GIVEN TASK: From the listing below, pull out all lines with "各層のノーム値との差" in them.

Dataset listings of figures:

◇ ◇ ◇

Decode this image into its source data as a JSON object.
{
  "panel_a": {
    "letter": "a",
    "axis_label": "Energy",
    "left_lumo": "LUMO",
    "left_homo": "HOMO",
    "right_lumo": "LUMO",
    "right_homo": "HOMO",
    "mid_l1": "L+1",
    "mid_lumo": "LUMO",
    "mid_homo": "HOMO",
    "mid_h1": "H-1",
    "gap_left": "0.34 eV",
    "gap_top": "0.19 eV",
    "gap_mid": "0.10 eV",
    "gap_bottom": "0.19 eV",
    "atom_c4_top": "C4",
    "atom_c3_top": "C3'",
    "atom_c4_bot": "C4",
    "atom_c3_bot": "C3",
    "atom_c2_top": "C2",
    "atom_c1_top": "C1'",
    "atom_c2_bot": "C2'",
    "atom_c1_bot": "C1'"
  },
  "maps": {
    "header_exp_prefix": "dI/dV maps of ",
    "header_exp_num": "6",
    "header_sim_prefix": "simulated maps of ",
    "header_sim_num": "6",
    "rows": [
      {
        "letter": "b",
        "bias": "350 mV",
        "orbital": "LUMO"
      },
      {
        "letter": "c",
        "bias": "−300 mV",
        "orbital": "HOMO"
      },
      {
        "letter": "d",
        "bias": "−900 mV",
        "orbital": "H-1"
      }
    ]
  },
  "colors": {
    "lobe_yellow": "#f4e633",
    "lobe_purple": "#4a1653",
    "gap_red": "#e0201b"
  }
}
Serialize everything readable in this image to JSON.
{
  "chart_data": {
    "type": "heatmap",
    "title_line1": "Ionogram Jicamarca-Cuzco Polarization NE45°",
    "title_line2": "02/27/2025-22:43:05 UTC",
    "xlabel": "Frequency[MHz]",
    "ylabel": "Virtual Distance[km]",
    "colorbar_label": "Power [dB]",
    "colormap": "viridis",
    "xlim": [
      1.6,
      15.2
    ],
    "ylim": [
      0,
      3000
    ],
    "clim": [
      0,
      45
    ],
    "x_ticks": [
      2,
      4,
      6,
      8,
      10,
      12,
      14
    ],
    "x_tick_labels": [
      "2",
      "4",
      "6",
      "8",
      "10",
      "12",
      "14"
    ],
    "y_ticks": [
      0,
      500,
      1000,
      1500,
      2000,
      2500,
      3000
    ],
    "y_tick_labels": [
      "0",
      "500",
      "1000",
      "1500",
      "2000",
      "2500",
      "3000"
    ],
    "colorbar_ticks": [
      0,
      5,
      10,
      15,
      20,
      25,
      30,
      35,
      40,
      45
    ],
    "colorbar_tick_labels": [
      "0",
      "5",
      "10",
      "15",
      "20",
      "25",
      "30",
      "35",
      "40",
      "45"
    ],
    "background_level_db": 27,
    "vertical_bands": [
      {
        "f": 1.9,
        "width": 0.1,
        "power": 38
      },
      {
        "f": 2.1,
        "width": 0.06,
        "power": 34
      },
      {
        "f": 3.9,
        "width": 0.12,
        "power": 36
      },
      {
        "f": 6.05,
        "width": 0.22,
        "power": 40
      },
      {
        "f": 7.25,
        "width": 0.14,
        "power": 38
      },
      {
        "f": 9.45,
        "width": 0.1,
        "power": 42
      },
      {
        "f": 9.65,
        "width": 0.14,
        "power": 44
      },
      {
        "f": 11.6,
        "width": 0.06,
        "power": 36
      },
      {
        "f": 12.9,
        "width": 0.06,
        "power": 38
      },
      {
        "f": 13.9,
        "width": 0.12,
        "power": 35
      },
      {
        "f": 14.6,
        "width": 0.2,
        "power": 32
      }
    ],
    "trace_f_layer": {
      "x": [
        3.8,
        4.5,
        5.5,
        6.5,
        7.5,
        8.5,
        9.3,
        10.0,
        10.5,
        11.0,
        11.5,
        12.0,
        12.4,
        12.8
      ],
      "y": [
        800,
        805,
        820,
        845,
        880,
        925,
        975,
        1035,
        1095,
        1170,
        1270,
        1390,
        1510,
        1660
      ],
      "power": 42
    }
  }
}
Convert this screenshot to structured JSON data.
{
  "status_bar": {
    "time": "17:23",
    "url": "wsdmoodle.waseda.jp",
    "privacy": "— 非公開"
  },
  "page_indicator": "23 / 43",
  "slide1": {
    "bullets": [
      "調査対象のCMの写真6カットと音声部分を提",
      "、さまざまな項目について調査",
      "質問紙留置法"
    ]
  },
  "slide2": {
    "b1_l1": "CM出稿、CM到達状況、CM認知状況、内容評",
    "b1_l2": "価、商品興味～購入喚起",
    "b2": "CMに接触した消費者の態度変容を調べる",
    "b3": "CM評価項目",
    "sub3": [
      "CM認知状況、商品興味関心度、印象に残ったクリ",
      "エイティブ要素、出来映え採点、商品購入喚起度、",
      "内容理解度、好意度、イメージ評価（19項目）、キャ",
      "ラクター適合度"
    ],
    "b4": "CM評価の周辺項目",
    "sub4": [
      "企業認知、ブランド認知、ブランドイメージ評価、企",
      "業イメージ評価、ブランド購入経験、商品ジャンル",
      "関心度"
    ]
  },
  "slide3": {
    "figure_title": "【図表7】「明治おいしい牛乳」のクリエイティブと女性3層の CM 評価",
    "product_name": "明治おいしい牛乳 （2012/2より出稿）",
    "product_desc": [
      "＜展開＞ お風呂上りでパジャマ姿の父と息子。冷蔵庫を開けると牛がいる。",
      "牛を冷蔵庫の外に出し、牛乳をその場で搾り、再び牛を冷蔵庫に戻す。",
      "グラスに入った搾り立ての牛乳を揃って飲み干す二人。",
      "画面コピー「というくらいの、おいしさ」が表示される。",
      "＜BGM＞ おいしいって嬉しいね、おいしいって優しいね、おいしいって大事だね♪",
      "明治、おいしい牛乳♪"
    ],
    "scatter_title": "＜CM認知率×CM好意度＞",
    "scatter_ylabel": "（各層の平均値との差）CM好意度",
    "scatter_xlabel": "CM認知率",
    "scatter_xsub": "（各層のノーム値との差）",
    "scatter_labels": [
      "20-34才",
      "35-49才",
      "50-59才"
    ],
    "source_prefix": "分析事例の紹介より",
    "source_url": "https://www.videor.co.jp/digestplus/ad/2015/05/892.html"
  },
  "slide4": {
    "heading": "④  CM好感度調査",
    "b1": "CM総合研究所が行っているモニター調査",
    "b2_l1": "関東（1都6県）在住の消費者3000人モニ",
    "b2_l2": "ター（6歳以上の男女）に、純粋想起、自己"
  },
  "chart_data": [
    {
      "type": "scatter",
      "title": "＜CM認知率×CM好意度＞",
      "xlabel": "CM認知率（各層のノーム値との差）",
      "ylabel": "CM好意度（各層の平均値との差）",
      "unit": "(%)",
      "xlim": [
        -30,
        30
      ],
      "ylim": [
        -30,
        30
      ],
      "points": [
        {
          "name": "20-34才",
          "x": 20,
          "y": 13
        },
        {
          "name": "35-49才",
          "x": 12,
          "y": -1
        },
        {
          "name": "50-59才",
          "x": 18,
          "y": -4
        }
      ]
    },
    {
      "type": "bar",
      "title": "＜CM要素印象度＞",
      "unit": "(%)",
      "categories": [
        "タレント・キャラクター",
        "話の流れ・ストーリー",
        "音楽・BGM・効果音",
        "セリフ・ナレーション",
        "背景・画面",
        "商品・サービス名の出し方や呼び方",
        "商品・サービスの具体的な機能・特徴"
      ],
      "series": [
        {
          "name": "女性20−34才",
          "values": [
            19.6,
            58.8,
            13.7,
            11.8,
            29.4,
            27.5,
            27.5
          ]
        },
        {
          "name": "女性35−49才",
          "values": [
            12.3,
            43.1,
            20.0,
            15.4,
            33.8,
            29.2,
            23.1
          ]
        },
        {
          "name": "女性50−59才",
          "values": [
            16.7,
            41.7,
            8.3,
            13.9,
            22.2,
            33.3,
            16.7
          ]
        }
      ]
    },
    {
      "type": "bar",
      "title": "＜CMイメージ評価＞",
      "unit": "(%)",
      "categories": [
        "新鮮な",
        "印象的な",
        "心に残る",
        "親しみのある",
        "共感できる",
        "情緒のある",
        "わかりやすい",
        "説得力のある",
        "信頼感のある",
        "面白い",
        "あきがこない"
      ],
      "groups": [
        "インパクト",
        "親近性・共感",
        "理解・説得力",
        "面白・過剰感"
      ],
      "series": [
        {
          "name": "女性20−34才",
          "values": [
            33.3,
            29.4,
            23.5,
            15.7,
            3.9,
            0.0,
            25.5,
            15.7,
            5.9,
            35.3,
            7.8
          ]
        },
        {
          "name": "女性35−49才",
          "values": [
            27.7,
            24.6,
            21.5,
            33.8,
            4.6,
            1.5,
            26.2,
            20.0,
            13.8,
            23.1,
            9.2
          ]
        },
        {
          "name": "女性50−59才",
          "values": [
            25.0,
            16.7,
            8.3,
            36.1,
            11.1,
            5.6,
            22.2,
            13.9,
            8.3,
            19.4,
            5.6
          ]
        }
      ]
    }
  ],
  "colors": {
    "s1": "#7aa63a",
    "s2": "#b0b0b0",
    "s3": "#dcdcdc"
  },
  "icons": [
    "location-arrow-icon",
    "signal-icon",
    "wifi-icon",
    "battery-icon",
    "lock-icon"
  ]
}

◇ ◇ ◇

WRITTEN ANSWER:
    "scatter_xsub": "（各層のノーム値との差）",
      "xlabel": "CM認知率（各層のノーム値との差）",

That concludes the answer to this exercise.